◆ OBJECTIVE:
Pictures stay out of the copy; restate everything else in the material exactly.

◆ RECORD LIST:
★ ★ ★
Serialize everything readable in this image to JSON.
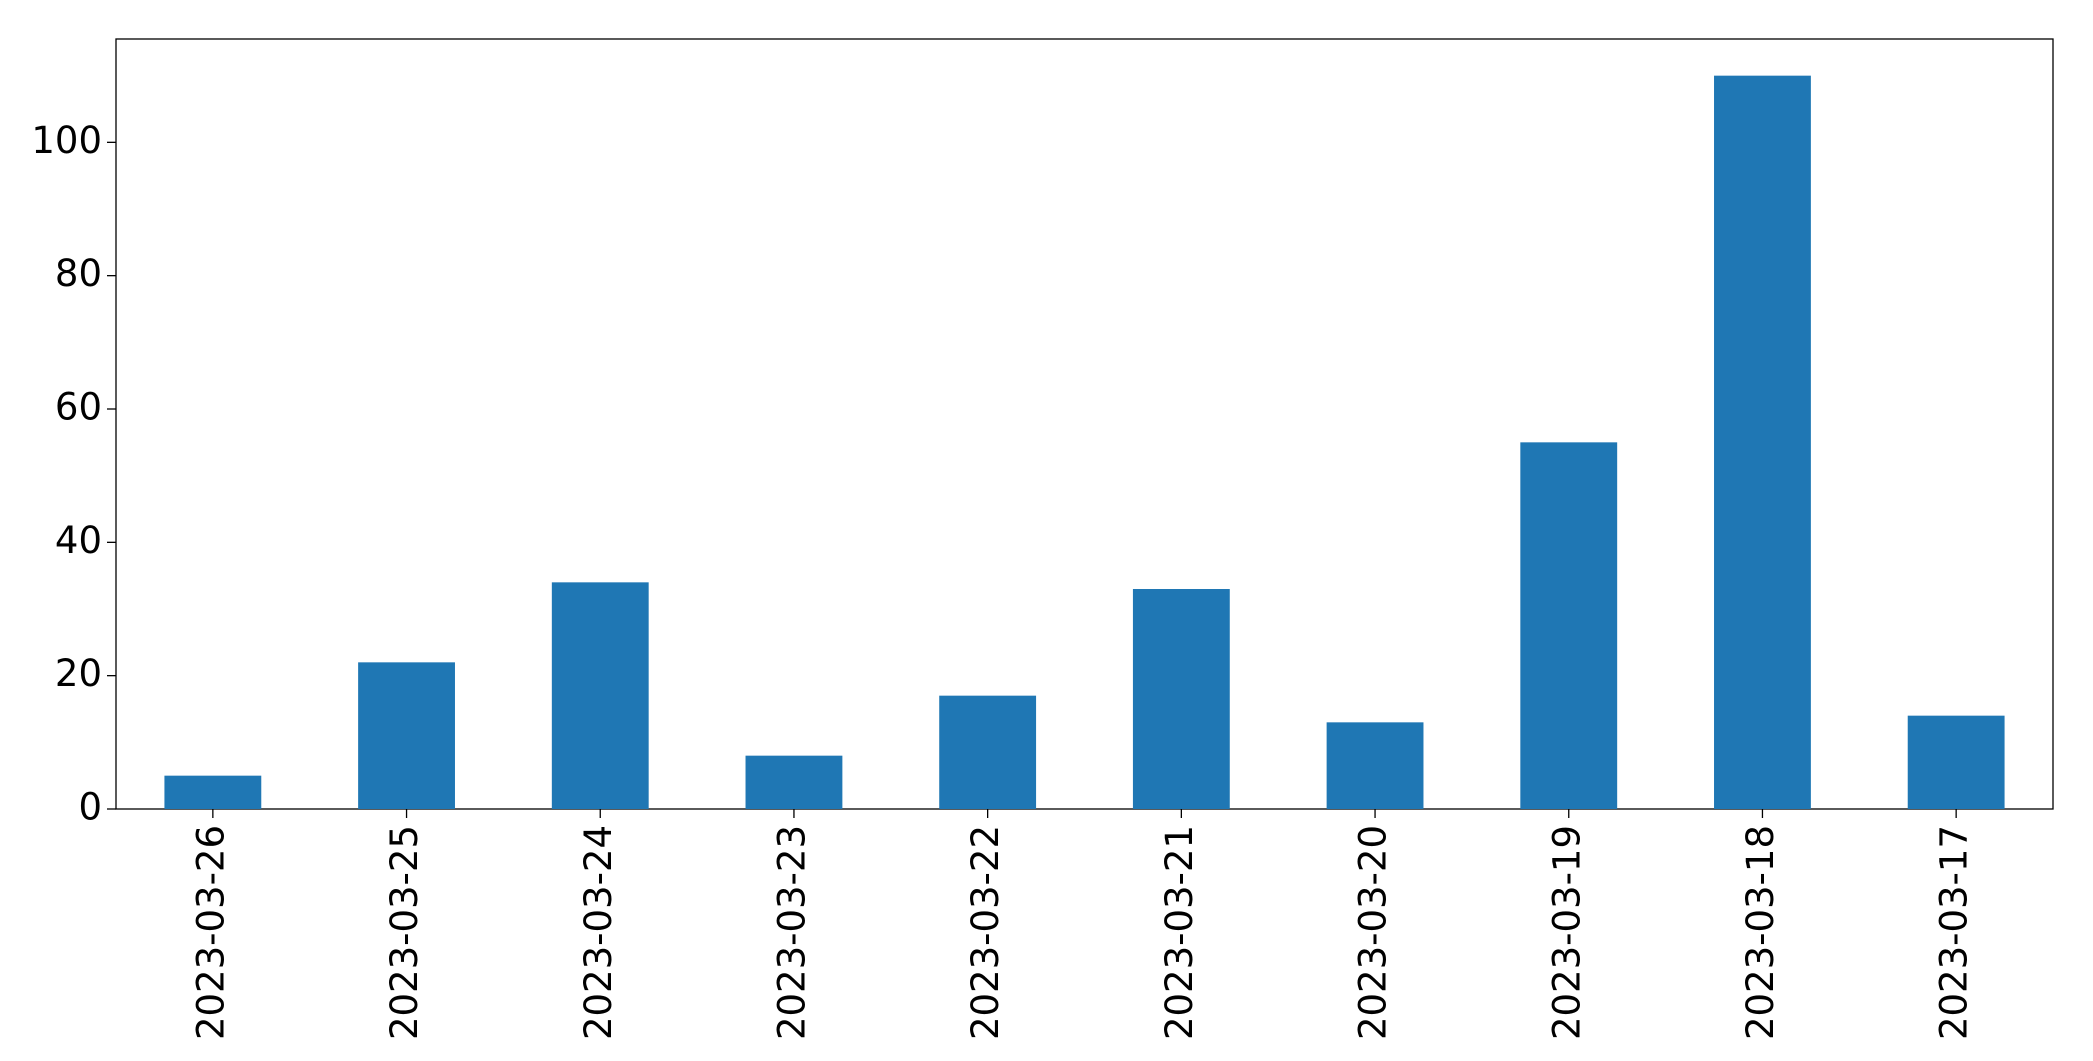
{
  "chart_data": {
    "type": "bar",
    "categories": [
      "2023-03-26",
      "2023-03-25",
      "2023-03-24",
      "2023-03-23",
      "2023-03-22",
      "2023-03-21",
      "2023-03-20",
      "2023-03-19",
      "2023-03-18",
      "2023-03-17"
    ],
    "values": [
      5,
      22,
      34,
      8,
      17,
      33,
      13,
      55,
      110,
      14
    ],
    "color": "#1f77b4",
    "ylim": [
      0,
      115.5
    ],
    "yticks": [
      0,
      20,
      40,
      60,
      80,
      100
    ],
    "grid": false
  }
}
★ ★ ★
◆ EXERCISE SOLUTION:
Serialize everything readable in this image to JSON.
{
  "chart_data": {
    "type": "bar",
    "categories": [
      "2023-03-26",
      "2023-03-25",
      "2023-03-24",
      "2023-03-23",
      "2023-03-22",
      "2023-03-21",
      "2023-03-20",
      "2023-03-19",
      "2023-03-18",
      "2023-03-17"
    ],
    "values": [
      5,
      22,
      34,
      8,
      17,
      33,
      13,
      55,
      110,
      14
    ],
    "color": "#1f77b4",
    "ylim": [
      0,
      115.5
    ],
    "yticks": [
      0,
      20,
      40,
      60,
      80,
      100
    ],
    "grid": false
  }
}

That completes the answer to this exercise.